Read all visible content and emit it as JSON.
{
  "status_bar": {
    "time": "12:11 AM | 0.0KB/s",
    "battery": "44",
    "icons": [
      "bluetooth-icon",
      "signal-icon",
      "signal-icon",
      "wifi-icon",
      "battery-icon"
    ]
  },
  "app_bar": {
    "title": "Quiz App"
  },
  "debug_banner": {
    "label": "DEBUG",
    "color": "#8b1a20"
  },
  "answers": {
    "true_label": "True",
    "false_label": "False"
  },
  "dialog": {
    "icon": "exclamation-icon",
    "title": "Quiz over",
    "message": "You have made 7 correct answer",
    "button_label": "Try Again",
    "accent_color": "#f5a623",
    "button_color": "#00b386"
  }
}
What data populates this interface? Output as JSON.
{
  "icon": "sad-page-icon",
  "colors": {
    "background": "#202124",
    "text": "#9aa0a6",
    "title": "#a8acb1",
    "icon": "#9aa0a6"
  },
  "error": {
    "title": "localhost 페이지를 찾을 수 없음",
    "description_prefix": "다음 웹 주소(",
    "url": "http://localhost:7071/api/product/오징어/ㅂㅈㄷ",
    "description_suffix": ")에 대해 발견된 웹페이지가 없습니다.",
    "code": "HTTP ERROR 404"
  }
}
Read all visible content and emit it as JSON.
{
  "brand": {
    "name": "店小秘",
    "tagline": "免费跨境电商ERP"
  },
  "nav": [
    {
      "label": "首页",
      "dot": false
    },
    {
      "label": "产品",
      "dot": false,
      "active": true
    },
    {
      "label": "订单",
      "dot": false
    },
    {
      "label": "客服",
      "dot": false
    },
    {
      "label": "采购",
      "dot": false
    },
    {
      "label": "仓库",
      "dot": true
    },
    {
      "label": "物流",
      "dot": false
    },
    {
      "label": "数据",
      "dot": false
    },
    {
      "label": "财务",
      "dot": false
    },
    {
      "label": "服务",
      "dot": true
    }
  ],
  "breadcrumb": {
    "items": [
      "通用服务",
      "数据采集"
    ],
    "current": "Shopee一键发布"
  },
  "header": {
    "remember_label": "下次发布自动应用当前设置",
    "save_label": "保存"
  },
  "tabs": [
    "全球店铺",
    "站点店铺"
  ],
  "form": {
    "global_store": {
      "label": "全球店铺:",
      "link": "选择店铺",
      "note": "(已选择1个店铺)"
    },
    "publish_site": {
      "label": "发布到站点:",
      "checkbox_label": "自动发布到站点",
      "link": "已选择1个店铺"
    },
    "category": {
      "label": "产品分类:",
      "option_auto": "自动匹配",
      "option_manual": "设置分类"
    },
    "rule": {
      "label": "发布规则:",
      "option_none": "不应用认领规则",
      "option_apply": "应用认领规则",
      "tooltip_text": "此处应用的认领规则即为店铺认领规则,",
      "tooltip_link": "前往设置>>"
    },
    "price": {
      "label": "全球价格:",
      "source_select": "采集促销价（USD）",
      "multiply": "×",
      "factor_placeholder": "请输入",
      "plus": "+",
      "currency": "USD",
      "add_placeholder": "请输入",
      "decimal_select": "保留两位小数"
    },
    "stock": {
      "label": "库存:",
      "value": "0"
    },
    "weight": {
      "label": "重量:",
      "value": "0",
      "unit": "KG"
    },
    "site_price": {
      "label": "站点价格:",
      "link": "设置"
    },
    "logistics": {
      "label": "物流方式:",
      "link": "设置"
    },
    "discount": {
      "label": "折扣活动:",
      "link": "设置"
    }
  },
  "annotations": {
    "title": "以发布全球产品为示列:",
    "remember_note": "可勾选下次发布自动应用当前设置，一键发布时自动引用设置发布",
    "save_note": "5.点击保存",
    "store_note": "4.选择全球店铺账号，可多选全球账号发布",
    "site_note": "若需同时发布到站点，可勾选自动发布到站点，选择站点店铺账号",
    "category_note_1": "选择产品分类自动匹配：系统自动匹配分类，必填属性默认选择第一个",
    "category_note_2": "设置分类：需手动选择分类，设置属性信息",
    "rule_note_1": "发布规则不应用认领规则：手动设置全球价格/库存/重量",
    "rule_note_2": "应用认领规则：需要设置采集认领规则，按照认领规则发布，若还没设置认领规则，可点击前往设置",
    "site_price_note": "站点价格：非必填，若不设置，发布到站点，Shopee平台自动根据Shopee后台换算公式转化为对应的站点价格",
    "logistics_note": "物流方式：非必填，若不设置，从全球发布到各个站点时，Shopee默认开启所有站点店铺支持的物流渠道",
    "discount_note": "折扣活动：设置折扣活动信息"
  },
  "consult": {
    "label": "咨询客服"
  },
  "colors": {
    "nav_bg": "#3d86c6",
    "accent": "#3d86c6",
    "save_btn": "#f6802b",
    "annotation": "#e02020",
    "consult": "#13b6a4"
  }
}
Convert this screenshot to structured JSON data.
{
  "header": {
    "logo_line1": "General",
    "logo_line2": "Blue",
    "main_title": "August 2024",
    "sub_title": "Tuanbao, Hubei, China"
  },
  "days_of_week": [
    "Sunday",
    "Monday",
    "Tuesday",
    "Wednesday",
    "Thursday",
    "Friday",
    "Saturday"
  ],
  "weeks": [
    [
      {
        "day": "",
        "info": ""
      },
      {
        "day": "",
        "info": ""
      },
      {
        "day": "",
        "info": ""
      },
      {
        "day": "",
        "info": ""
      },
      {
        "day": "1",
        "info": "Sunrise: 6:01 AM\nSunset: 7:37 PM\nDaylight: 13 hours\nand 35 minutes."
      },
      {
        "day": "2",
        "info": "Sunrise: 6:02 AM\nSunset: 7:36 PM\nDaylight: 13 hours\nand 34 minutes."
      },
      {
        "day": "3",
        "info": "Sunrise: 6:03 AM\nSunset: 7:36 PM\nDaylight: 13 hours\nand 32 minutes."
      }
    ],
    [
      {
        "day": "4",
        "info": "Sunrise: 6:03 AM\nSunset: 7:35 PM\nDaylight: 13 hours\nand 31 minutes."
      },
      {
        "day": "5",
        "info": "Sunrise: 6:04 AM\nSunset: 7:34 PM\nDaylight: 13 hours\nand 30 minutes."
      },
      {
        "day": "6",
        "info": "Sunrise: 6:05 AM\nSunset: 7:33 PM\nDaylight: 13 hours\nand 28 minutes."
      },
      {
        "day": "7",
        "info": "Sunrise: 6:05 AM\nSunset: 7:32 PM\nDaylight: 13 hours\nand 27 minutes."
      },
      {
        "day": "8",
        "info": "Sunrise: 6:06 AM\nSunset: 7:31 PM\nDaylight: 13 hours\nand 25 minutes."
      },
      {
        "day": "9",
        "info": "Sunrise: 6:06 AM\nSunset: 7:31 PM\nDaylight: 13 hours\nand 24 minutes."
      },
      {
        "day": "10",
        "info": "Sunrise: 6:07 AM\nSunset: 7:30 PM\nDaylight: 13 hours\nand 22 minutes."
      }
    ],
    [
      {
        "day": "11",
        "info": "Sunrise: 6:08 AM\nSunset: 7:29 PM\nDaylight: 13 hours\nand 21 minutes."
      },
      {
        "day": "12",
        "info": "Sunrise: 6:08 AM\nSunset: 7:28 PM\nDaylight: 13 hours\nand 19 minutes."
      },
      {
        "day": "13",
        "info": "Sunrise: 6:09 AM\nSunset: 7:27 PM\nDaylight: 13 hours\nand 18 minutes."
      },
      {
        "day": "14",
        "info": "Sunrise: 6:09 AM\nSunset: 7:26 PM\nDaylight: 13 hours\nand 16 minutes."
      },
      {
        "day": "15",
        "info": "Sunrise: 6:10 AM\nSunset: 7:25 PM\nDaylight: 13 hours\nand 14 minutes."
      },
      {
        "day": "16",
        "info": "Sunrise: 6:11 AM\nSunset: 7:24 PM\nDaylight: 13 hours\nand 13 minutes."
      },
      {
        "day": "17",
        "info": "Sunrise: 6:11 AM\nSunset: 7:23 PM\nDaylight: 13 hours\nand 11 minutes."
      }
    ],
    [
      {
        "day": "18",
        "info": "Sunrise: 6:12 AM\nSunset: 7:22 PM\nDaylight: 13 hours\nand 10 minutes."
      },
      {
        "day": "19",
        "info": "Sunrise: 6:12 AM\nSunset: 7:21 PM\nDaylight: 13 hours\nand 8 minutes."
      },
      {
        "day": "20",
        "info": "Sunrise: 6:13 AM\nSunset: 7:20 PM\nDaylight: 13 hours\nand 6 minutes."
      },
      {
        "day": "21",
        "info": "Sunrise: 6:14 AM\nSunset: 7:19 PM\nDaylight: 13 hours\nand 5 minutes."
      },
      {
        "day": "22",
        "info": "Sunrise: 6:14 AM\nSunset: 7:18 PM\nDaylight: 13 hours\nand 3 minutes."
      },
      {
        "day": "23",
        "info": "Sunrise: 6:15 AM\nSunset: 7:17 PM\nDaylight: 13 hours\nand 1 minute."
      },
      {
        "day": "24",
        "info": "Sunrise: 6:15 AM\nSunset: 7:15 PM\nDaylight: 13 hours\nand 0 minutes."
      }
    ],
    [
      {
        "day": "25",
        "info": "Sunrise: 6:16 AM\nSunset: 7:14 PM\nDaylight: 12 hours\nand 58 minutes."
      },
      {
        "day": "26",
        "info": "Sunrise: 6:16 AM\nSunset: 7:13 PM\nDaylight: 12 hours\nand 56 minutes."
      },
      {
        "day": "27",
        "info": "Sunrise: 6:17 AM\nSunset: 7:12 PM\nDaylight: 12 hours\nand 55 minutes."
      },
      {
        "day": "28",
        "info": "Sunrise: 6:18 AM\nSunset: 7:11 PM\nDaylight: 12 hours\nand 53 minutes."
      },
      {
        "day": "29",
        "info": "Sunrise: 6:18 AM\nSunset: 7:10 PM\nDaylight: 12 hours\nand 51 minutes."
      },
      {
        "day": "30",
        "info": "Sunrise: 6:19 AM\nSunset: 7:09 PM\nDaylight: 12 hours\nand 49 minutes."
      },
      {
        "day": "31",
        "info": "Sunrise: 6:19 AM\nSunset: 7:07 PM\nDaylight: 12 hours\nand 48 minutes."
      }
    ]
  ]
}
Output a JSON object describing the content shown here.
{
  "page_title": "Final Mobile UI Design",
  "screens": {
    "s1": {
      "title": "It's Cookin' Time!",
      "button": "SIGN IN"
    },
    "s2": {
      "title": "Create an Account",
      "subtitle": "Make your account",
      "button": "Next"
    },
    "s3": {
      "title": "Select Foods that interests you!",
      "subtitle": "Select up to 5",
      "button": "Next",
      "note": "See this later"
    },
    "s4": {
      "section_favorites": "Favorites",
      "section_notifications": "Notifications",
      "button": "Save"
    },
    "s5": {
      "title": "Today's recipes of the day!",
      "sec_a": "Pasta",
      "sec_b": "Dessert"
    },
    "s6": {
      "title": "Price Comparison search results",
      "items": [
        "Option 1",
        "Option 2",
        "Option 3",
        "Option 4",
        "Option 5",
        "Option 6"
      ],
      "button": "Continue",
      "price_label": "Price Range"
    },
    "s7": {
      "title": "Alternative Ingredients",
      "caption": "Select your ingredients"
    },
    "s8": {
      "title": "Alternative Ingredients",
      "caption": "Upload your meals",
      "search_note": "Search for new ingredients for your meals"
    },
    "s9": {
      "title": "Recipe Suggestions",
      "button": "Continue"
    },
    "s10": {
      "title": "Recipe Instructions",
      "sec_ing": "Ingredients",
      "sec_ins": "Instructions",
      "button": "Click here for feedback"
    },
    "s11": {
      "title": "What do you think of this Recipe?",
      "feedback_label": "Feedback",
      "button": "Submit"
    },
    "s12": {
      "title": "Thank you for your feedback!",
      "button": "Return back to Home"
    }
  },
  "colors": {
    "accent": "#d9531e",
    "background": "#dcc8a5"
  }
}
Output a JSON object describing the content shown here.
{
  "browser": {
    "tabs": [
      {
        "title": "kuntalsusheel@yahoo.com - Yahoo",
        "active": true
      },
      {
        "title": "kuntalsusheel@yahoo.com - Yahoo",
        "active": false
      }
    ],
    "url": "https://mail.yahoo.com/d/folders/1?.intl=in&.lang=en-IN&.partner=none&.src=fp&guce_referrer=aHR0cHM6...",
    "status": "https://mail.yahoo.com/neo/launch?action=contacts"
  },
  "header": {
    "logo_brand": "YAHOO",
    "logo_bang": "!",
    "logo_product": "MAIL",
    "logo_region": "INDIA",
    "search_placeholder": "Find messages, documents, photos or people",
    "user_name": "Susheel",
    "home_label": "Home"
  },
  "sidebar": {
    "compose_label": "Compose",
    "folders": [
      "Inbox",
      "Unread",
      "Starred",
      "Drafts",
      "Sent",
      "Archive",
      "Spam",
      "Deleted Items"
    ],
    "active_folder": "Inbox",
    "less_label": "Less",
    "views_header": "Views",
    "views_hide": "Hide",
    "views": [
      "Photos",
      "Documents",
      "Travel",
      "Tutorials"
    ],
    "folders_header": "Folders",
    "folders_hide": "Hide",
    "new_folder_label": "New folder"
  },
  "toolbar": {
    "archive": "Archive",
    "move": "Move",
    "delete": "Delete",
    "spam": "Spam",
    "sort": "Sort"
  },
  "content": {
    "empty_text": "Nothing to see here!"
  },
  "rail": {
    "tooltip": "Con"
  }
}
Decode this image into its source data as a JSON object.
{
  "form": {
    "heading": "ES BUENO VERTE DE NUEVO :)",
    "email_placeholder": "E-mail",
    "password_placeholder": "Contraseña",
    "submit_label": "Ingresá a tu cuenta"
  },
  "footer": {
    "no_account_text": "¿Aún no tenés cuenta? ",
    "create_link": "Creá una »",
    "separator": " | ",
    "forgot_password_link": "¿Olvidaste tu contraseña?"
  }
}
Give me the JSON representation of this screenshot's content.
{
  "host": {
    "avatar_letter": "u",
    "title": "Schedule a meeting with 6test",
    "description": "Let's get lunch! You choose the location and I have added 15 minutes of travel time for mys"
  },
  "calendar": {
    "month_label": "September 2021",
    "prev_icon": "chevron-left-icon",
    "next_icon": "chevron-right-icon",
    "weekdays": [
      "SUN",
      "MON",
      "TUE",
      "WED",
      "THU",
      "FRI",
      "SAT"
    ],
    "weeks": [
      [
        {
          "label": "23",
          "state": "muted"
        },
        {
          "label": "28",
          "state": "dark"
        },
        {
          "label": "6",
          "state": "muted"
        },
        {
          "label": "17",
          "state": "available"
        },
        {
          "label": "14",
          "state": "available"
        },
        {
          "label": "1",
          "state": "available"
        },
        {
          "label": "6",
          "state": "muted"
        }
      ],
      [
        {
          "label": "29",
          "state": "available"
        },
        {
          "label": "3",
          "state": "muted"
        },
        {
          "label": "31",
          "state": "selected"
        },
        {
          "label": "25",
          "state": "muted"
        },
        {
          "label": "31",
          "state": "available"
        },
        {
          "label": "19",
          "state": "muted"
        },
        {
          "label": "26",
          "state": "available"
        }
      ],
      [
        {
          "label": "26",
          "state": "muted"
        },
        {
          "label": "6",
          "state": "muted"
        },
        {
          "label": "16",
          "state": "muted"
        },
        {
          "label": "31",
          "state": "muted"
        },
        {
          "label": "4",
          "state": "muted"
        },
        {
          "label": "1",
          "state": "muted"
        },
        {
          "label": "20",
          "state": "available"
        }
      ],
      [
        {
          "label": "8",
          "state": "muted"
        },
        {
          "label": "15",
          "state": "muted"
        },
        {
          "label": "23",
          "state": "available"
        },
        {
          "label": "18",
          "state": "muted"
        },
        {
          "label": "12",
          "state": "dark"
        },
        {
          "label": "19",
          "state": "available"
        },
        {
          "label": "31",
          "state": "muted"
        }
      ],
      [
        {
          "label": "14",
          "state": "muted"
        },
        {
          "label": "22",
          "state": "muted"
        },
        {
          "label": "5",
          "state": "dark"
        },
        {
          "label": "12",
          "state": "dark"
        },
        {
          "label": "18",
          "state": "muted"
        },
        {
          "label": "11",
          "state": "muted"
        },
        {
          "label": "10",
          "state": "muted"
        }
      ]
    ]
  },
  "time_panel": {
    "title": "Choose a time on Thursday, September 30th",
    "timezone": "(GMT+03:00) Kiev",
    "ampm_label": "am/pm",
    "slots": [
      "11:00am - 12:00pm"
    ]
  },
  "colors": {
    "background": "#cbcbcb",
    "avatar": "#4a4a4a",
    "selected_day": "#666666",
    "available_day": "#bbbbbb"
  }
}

#####

PROBLEM | Give only the number of lines in the material above where the string "subtitle" appears.

CORRECT RESPONSE | 2